TEXT PROVIDED Block Start

Once in debug mode, you can use the command lsdel to list inodes corresponding with deleted files.
When files are removed in linux they are only un-linked but their inodes (addresses in the disk where the file is actually present) are not removed
To get paths of these deleted files you can use debugfs -R «ncheck 320236» replacing the number with your particular inode.
Inode Pathname 320236 /path/to/file
From here you can also inspect the contents of deleted files with cat . (NOTE: You can also recover from here if necessary).
lsdel shows you inodes that belonged to files that were deleted; is there anyway to see the names of the delete files?
I’m not sure if there’s a way to output all the filenames, but you can retrieve the contents of a file with the cat command. Like this, cat <32611>, replacing the number with the inode you want to check.32611>
That just gives you the contents of an unknown set of files. The question asked for the identities of the deleted files, not their contents.
- You may have zero success if your partition is ext2; it works best with ext4
- df /
- Fill mount point with result from #2, in my case: sudo debugfs /dev/mapper/q4os—desktop—vg-root
- lsdel
- q (to exit out of debugfs)
- sudo debugfs -R ‘ncheck 528754’ /dev/sda2 2>/dev/null (replace number with one from step #4)
Since you are formally posting an answer to an older question. It would be most helpful that you support your purported answer with some code and the output that results from using your code. Try copy and pasting some of the result or even a screen print that demonstrates you code.
Thanks for your comments & answers guys. debugfs seems like an interesting solution to the initial requirements, but it is a bit overkill for the simple & light solution I was looking for; if I’m understanding correctly, the kernel must be built with debugfs support and the target directory must be in a debugfs mount. Unfortunately, that won’t really work for my use-case; I must be able to provide a solution for existing, «basic» kernels and directories.
As this seems virtually impossible to accomplish, I’ve been able to negotiate and relax the requirements down to listing the amount of files that were recently deleted from a directory, recursively if possible.
This is the solution I ended up implementing:
- A simple find command piped into wc to count the original number of files in the target directory (recursively). The result can then easily be stored in a shell or script variable, without requiring write access to the file system.

TEXT PROVIDED Block End

■ THE PROBLEM ■
Edit the text on listing deleted Linux files between "When files are" and "here if necessary).", inclusive, and give that part again with "un-linked" replaced by "unlinked". The entries that follow play no part in this work.

EXTRACTED ENTRIES Block Start

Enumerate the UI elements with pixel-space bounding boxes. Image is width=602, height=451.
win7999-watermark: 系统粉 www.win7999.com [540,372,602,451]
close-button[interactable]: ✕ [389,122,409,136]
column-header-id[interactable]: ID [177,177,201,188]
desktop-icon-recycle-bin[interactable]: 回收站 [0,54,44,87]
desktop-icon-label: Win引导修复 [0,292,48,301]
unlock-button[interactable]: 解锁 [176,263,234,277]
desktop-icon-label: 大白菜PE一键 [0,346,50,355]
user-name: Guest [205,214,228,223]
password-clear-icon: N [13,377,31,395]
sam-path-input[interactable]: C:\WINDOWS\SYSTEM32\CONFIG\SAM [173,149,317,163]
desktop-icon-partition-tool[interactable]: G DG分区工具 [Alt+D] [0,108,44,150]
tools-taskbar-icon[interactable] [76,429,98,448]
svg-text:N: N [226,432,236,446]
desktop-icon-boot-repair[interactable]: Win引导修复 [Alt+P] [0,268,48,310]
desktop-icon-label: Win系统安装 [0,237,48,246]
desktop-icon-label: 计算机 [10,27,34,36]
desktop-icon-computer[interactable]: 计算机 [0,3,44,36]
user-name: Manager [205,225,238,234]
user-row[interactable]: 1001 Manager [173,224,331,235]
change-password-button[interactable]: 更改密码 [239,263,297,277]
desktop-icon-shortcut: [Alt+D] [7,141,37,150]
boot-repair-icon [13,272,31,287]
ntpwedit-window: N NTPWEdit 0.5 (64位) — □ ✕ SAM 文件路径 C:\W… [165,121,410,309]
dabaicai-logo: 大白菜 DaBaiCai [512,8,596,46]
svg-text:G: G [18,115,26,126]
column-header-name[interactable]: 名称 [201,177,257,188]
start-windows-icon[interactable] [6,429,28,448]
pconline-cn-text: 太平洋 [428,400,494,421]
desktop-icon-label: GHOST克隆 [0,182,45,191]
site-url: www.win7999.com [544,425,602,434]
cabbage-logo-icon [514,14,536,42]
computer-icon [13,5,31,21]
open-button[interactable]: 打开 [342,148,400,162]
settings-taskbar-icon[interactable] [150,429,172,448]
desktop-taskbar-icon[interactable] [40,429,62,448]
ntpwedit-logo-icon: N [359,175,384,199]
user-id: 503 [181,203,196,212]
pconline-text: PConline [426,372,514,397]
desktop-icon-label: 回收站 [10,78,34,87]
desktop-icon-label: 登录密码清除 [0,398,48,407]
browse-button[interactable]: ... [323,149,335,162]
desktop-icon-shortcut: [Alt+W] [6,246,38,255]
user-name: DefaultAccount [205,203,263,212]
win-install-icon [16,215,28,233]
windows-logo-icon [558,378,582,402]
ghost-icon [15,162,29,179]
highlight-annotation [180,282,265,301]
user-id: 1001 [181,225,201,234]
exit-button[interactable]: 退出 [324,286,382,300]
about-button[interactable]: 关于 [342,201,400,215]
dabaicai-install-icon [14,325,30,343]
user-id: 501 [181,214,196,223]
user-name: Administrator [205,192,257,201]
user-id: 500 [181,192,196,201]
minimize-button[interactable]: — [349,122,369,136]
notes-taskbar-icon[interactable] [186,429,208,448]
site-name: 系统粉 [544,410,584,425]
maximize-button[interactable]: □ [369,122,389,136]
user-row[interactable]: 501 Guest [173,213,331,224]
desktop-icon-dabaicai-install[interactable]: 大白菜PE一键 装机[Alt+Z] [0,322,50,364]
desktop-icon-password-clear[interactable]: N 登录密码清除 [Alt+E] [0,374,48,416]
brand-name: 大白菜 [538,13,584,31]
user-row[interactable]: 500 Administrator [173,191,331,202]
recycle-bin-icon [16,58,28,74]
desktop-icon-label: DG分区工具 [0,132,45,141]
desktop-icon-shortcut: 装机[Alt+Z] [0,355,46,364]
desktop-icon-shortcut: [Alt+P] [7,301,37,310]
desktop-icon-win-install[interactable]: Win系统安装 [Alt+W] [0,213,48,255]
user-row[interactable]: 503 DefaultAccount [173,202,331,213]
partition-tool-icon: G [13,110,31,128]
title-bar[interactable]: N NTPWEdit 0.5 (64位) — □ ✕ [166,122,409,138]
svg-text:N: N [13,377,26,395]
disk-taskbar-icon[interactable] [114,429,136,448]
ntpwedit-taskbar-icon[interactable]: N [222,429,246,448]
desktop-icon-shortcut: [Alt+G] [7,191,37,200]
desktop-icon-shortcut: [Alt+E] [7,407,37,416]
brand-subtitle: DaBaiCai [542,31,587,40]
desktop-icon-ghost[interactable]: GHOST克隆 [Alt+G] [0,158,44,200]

EXTRACTED ENTRIES Block End

■ EXERCISE SOLUTION ■
When files are removed in linux they are only unlinked but their inodes (addresses in the disk where the file is actually present) are not removed
To get paths of these deleted files you can use debugfs -R «ncheck 320236» replacing the number with your particular inode.
Inode Pathname 320236 /path/to/file
From here you can also inspect the contents of deleted files with cat . (NOTE: You can also recover from here if necessary).